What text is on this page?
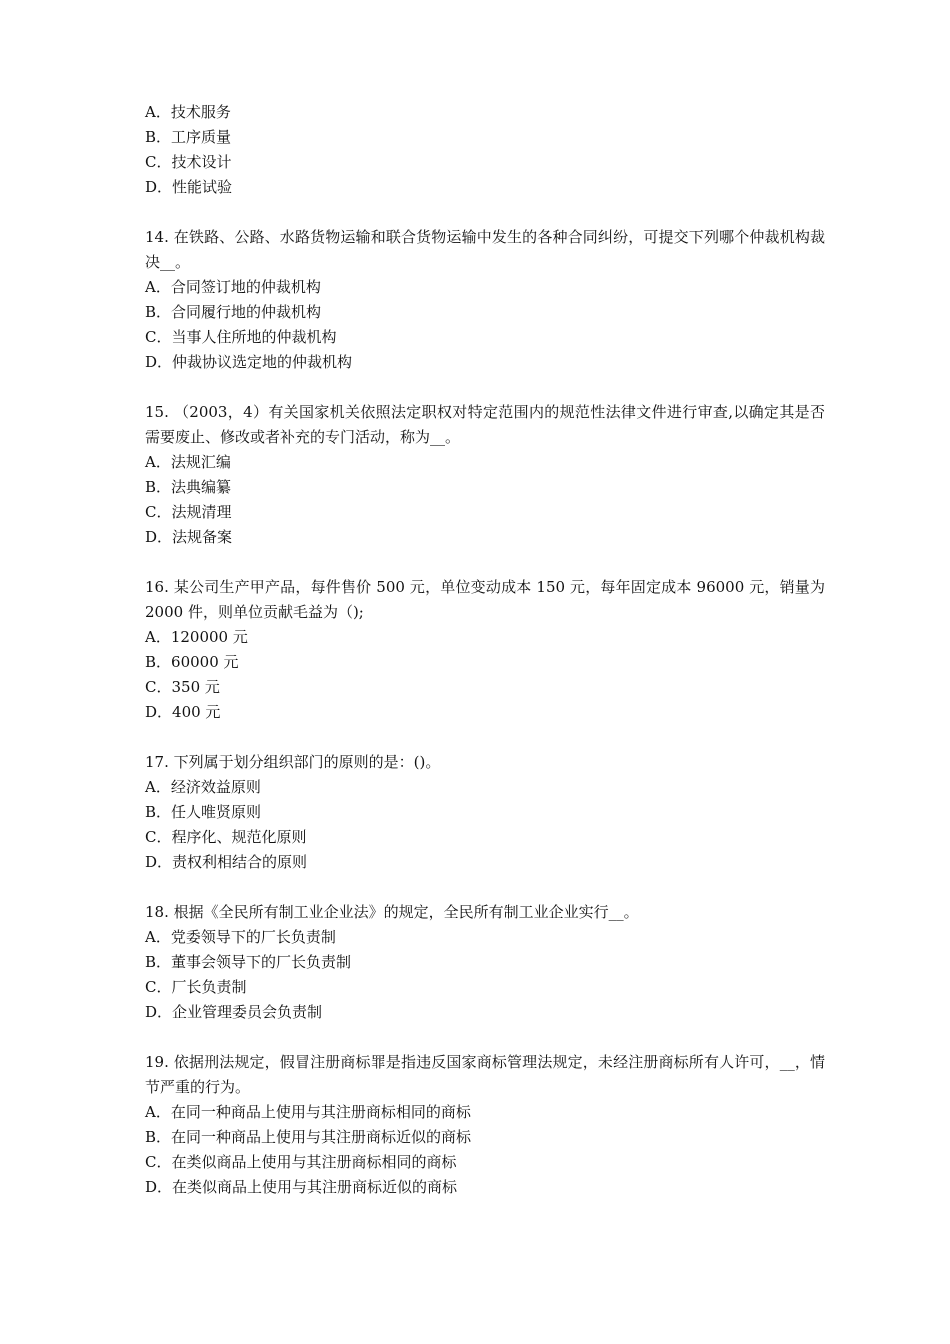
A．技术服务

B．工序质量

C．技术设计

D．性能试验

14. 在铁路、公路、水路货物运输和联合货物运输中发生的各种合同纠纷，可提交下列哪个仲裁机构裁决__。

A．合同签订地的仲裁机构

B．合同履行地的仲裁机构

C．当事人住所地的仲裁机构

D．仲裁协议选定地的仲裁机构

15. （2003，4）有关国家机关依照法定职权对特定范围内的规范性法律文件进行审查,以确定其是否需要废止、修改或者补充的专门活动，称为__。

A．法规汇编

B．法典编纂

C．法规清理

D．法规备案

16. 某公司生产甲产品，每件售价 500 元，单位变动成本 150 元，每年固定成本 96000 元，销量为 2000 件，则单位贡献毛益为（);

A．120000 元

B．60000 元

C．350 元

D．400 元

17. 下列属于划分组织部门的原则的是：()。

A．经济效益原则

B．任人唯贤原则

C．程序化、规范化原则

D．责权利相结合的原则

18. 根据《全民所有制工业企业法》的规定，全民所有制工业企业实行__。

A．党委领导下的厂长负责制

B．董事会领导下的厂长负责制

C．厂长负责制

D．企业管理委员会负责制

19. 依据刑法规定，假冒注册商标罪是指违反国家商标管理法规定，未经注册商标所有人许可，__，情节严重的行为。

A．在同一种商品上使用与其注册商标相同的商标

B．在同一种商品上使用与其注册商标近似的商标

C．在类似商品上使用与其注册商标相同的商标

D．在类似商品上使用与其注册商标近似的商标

GIVEN TASK. Pictures stay out; reproduce every line of the records exactly.

ANSWER TO THIS TASK.
What text is on this page?
A．技术服务

B．工序质量

C．技术设计

D．性能试验

14. 在铁路、公路、水路货物运输和联合货物运输中发生的各种合同纠纷，可提交下列哪个仲裁机构裁决__。

A．合同签订地的仲裁机构

B．合同履行地的仲裁机构

C．当事人住所地的仲裁机构

D．仲裁协议选定地的仲裁机构

15. （2003，4）有关国家机关依照法定职权对特定范围内的规范性法律文件进行审查,以确定其是否需要废止、修改或者补充的专门活动，称为__。

A．法规汇编

B．法典编纂

C．法规清理

D．法规备案

16. 某公司生产甲产品，每件售价 500 元，单位变动成本 150 元，每年固定成本 96000 元，销量为 2000 件，则单位贡献毛益为（);

A．120000 元

B．60000 元

C．350 元

D．400 元

17. 下列属于划分组织部门的原则的是：()。

A．经济效益原则

B．任人唯贤原则

C．程序化、规范化原则

D．责权利相结合的原则

18. 根据《全民所有制工业企业法》的规定，全民所有制工业企业实行__。

A．党委领导下的厂长负责制

B．董事会领导下的厂长负责制

C．厂长负责制

D．企业管理委员会负责制

19. 依据刑法规定，假冒注册商标罪是指违反国家商标管理法规定，未经注册商标所有人许可，__，情节严重的行为。

A．在同一种商品上使用与其注册商标相同的商标

B．在同一种商品上使用与其注册商标近似的商标

C．在类似商品上使用与其注册商标相同的商标

D．在类似商品上使用与其注册商标近似的商标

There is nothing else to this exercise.